CHALLENGE:
Repeat every entry word for word, skipping the pictures.
## BEGIN
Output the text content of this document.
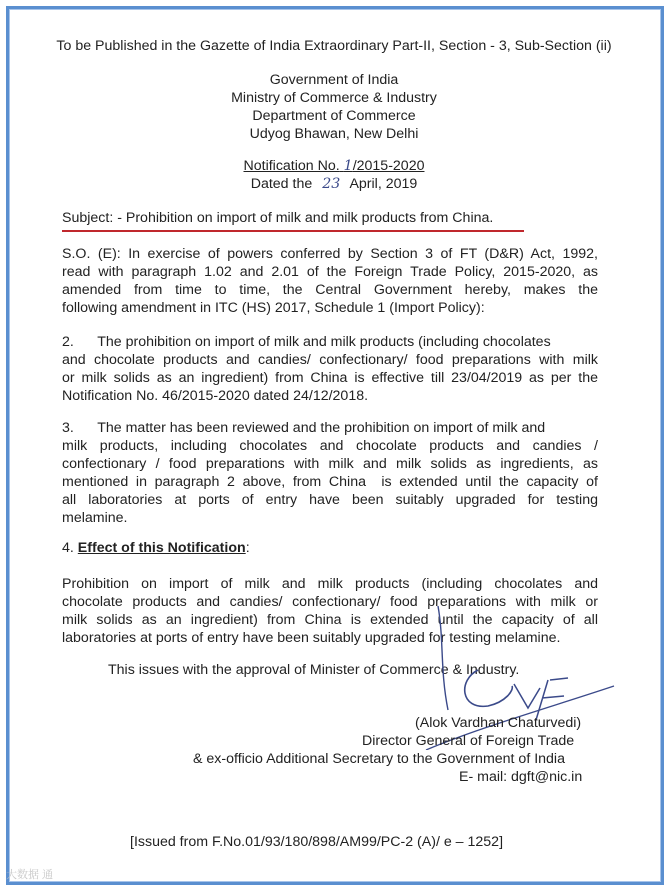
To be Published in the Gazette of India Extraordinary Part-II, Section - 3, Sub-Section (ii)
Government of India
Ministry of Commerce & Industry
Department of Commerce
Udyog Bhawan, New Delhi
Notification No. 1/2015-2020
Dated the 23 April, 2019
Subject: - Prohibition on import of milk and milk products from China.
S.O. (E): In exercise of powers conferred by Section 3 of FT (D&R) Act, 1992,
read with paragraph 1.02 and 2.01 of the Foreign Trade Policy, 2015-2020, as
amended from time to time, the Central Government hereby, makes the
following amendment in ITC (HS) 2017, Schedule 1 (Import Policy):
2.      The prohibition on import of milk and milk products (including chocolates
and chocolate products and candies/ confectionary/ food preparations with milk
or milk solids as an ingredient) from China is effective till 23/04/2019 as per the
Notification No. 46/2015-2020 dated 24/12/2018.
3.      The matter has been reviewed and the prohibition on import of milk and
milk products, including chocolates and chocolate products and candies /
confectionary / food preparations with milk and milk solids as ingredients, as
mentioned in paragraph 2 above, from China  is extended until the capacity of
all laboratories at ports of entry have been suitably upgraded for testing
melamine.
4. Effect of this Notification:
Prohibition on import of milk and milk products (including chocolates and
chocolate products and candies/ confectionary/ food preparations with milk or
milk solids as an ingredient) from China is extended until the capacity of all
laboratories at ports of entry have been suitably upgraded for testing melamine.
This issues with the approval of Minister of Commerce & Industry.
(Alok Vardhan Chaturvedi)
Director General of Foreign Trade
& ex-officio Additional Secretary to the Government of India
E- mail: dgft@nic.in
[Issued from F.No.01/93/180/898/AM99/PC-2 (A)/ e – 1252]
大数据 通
## END
SOLUTION TO THIS PROBLEM:
Output the text content of this document.
To be Published in the Gazette of India Extraordinary Part-II, Section - 3, Sub-Section (ii)
Government of India
Ministry of Commerce & Industry
Department of Commerce
Udyog Bhawan, New Delhi
Notification No. 1/2015-2020
Dated the 23 April, 2019
Subject: - Prohibition on import of milk and milk products from China.
S.O. (E): In exercise of powers conferred by Section 3 of FT (D&R) Act, 1992,
read with paragraph 1.02 and 2.01 of the Foreign Trade Policy, 2015-2020, as
amended from time to time, the Central Government hereby, makes the
following amendment in ITC (HS) 2017, Schedule 1 (Import Policy):
2.      The prohibition on import of milk and milk products (including chocolates
and chocolate products and candies/ confectionary/ food preparations with milk
or milk solids as an ingredient) from China is effective till 23/04/2019 as per the
Notification No. 46/2015-2020 dated 24/12/2018.
3.      The matter has been reviewed and the prohibition on import of milk and
milk products, including chocolates and chocolate products and candies /
confectionary / food preparations with milk and milk solids as ingredients, as
mentioned in paragraph 2 above, from China  is extended until the capacity of
all laboratories at ports of entry have been suitably upgraded for testing
melamine.
4. Effect of this Notification:
Prohibition on import of milk and milk products (including chocolates and
chocolate products and candies/ confectionary/ food preparations with milk or
milk solids as an ingredient) from China is extended until the capacity of all
laboratories at ports of entry have been suitably upgraded for testing melamine.
This issues with the approval of Minister of Commerce & Industry.
(Alok Vardhan Chaturvedi)
Director General of Foreign Trade
& ex-officio Additional Secretary to the Government of India
E- mail: dgft@nic.in
[Issued from F.No.01/93/180/898/AM99/PC-2 (A)/ e – 1252]
大数据 通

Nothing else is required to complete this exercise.